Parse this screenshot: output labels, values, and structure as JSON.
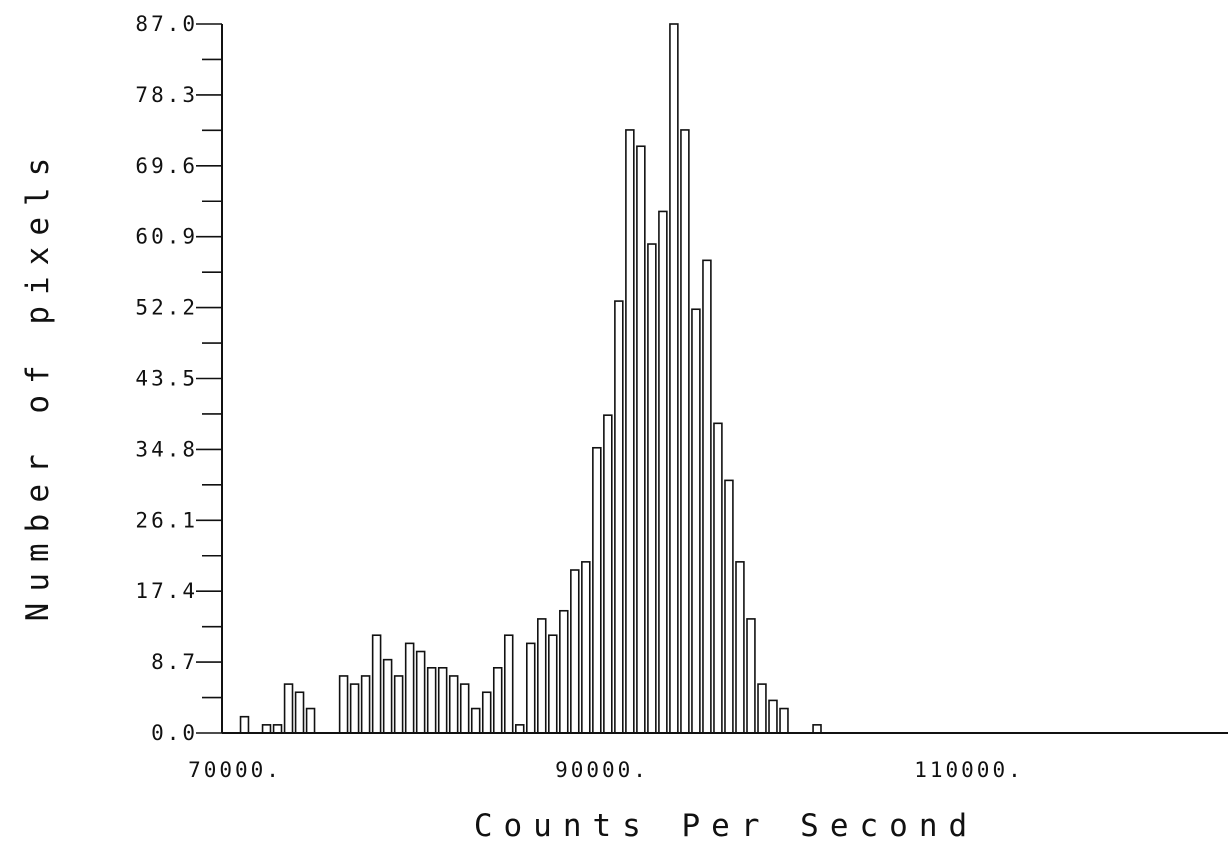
{
  "chart_data": {
    "type": "bar",
    "xlabel": "Counts Per Second",
    "ylabel": "Number of pixels",
    "ylim": [
      0,
      87
    ],
    "xlim": [
      70000,
      120000
    ],
    "y_ticks": [
      "0.0",
      "8.7",
      "17.4",
      "26.1",
      "34.8",
      "43.5",
      "52.2",
      "60.9",
      "69.6",
      "78.3",
      "87.0"
    ],
    "x_ticks": [
      {
        "value": 70000,
        "label": "70000."
      },
      {
        "value": 90000,
        "label": "90000."
      },
      {
        "value": 110000,
        "label": "110000."
      }
    ],
    "bin_width": 600,
    "bin_start": 70300,
    "values": [
      2,
      0,
      1,
      1,
      6,
      5,
      3,
      0,
      0,
      7,
      6,
      7,
      12,
      9,
      7,
      11,
      10,
      8,
      8,
      7,
      6,
      3,
      5,
      8,
      12,
      1,
      11,
      14,
      12,
      15,
      20,
      21,
      35,
      39,
      53,
      74,
      72,
      60,
      64,
      87,
      74,
      52,
      58,
      38,
      31,
      21,
      14,
      6,
      4,
      3,
      0,
      0,
      1
    ],
    "grid": false,
    "legend": "none"
  }
}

=======

■ **Task statement**:
Every record must be copied exactly, with images dropped from the result.

■ **The response**:
Parse this screenshot: output labels, values, and structure as JSON.
{
  "chart_data": {
    "type": "bar",
    "xlabel": "Counts Per Second",
    "ylabel": "Number of pixels",
    "ylim": [
      0,
      87
    ],
    "xlim": [
      70000,
      120000
    ],
    "y_ticks": [
      "0.0",
      "8.7",
      "17.4",
      "26.1",
      "34.8",
      "43.5",
      "52.2",
      "60.9",
      "69.6",
      "78.3",
      "87.0"
    ],
    "x_ticks": [
      {
        "value": 70000,
        "label": "70000."
      },
      {
        "value": 90000,
        "label": "90000."
      },
      {
        "value": 110000,
        "label": "110000."
      }
    ],
    "bin_width": 600,
    "bin_start": 70300,
    "values": [
      2,
      0,
      1,
      1,
      6,
      5,
      3,
      0,
      0,
      7,
      6,
      7,
      12,
      9,
      7,
      11,
      10,
      8,
      8,
      7,
      6,
      3,
      5,
      8,
      12,
      1,
      11,
      14,
      12,
      15,
      20,
      21,
      35,
      39,
      53,
      74,
      72,
      60,
      64,
      87,
      74,
      52,
      58,
      38,
      31,
      21,
      14,
      6,
      4,
      3,
      0,
      0,
      1
    ],
    "grid": false,
    "legend": "none"
  }
}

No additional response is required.